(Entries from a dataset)
+ + + +

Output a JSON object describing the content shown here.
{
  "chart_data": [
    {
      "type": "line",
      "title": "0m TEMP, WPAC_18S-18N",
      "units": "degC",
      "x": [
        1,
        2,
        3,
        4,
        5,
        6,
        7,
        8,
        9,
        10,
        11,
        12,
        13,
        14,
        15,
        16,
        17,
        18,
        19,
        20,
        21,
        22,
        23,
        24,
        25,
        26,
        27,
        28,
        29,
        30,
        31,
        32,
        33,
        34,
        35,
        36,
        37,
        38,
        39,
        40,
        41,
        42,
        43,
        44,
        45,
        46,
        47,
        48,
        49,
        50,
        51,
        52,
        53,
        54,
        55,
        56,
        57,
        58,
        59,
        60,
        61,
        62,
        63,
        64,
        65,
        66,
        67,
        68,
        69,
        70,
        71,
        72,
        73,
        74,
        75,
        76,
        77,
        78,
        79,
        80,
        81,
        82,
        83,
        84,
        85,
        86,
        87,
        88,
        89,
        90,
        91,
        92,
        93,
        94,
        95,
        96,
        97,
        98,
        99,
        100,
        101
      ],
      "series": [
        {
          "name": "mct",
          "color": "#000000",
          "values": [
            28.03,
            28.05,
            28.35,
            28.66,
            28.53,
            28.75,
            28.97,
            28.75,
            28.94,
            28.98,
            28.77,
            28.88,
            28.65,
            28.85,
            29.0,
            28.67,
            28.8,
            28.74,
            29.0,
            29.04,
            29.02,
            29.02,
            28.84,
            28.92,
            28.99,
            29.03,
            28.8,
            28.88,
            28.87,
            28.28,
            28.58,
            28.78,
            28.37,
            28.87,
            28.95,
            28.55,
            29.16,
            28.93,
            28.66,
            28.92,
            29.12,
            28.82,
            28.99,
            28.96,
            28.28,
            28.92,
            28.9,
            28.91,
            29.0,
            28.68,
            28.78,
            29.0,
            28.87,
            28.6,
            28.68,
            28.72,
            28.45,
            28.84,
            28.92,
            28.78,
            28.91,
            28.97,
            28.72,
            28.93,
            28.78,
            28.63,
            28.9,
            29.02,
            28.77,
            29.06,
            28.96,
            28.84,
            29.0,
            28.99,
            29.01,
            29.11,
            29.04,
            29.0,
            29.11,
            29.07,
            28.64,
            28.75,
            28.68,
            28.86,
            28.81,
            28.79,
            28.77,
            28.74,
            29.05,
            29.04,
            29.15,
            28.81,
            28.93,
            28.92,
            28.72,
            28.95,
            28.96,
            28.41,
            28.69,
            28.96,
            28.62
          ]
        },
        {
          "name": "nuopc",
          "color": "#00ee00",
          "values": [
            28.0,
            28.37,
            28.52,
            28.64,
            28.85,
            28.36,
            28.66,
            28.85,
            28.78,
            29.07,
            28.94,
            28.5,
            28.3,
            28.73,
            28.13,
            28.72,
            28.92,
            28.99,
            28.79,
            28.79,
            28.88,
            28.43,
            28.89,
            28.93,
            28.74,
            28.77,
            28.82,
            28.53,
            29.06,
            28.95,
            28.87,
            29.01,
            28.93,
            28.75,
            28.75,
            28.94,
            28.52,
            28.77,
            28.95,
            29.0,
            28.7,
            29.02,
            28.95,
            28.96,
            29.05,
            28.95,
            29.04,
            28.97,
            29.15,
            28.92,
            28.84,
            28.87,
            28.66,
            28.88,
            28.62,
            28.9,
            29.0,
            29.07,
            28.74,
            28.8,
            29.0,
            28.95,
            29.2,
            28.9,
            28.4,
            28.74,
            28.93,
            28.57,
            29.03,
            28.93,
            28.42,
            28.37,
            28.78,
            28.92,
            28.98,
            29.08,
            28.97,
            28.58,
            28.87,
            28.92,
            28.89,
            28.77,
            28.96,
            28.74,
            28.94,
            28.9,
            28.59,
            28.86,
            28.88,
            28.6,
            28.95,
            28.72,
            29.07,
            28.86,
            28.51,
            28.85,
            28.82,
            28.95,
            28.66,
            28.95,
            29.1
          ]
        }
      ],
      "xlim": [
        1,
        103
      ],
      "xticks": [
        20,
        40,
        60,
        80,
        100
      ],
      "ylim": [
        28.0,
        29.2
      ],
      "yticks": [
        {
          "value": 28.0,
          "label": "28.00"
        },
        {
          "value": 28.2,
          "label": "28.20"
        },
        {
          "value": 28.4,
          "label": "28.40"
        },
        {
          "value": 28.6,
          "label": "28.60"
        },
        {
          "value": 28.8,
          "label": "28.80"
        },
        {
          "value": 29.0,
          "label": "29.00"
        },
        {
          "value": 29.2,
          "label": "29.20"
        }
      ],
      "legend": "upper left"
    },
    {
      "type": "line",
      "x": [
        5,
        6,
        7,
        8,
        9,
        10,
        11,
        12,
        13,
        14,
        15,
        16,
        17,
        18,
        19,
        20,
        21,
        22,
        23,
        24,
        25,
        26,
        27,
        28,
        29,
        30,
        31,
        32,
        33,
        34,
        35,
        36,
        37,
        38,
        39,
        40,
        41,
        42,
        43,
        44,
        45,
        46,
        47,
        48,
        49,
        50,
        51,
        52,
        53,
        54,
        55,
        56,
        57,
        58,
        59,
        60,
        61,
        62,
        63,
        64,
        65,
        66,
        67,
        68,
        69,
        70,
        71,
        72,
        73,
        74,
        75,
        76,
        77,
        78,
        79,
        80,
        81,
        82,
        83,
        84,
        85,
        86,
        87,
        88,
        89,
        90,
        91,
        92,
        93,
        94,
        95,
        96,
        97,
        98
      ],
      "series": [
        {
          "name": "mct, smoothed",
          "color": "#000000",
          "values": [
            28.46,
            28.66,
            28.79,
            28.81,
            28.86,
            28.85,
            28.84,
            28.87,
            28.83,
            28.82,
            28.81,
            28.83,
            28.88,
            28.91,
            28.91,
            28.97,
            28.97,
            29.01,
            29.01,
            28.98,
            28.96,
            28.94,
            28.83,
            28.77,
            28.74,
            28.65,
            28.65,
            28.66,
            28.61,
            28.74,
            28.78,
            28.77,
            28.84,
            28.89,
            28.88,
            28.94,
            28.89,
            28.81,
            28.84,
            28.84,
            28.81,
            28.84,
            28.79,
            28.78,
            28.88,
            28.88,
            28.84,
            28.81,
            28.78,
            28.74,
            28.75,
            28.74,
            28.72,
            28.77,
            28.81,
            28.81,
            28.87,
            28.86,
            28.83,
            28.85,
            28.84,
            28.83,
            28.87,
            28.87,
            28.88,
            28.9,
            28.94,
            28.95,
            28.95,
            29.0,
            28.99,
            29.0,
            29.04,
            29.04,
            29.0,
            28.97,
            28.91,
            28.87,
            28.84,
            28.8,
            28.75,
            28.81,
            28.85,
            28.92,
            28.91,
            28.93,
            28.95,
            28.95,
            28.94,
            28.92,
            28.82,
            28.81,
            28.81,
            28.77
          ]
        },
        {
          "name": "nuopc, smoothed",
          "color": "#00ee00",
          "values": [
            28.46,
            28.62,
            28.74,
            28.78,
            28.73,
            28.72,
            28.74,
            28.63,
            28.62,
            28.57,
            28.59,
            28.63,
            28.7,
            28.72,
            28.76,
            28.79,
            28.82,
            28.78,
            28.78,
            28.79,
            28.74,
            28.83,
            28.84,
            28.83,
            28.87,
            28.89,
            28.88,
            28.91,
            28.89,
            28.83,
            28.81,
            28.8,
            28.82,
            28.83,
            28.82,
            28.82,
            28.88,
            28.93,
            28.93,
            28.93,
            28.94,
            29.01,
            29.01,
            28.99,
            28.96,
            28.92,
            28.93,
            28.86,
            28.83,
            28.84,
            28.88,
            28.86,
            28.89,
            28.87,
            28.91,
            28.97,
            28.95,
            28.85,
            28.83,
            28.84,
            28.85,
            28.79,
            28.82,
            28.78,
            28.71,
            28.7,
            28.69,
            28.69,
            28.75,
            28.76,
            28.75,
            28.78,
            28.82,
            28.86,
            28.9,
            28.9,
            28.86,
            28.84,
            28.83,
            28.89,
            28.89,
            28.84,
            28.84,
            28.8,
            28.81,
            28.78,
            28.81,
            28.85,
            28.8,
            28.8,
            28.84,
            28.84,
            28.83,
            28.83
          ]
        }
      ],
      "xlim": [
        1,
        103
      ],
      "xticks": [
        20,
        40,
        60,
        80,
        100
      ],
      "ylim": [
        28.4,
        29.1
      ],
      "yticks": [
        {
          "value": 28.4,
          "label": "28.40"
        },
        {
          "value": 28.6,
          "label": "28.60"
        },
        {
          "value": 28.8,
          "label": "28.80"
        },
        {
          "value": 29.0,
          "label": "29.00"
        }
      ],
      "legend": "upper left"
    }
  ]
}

+ + + +

Copy all lines from the material that include "smoothed".

FULL SOLUTION:
          "name": "mct, smoothed",
          "name": "nuopc, smoothed",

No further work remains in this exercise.